> [Task requirements]
Only lines holding the word "изготовителю" should be copied from the material.

Records from a collection:
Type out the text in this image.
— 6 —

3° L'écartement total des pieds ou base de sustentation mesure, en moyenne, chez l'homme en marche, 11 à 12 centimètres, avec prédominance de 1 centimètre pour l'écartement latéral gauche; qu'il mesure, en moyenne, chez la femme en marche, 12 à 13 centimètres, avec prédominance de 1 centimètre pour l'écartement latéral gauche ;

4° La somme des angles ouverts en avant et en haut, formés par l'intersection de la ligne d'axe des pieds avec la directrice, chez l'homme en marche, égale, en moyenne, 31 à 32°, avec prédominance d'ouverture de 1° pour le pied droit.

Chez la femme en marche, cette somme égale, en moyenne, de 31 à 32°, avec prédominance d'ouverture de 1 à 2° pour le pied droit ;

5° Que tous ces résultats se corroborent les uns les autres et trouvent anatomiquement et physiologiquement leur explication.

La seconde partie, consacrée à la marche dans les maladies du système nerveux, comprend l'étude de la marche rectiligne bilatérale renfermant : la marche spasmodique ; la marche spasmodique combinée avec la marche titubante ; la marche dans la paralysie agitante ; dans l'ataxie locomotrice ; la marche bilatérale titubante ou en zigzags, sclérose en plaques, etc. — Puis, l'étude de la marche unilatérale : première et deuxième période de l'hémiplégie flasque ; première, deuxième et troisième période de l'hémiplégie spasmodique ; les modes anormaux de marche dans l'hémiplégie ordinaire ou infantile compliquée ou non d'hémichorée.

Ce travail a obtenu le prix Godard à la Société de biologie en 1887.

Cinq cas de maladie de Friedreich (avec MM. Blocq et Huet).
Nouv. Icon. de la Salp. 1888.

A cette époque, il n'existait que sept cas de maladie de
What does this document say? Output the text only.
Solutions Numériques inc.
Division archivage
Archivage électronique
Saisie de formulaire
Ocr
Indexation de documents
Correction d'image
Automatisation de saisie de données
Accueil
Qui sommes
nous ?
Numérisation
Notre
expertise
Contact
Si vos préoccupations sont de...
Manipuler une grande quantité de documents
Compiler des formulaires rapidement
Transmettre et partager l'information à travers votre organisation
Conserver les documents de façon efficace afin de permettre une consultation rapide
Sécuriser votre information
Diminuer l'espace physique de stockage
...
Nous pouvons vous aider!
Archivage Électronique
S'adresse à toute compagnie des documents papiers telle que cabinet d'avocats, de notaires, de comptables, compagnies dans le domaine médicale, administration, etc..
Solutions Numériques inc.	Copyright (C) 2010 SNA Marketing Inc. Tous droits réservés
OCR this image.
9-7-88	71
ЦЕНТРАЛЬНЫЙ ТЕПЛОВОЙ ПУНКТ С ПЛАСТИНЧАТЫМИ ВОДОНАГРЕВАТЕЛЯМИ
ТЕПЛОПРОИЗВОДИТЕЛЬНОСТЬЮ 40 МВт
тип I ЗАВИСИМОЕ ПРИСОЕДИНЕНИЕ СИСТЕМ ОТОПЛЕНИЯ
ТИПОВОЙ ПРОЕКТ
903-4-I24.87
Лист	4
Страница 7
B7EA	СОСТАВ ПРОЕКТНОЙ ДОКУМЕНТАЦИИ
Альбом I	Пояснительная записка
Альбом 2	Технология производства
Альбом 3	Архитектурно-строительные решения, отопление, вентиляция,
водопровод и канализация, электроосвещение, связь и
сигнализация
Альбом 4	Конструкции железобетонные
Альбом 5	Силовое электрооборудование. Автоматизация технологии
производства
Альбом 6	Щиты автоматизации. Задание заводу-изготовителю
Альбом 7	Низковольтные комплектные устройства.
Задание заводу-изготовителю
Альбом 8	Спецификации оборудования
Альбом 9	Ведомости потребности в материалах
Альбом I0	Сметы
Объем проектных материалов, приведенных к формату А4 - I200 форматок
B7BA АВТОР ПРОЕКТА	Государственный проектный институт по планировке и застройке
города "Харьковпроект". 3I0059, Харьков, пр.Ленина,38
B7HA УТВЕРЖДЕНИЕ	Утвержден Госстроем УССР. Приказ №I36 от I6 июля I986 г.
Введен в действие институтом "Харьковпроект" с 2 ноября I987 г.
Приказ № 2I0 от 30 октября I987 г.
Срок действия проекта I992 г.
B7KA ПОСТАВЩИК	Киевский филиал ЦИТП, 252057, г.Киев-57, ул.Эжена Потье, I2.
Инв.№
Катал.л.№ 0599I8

> [Complete answer]
Альбом 6	Щиты автоматизации. Задание заводу-изготовителю
Задание заводу-изготовителю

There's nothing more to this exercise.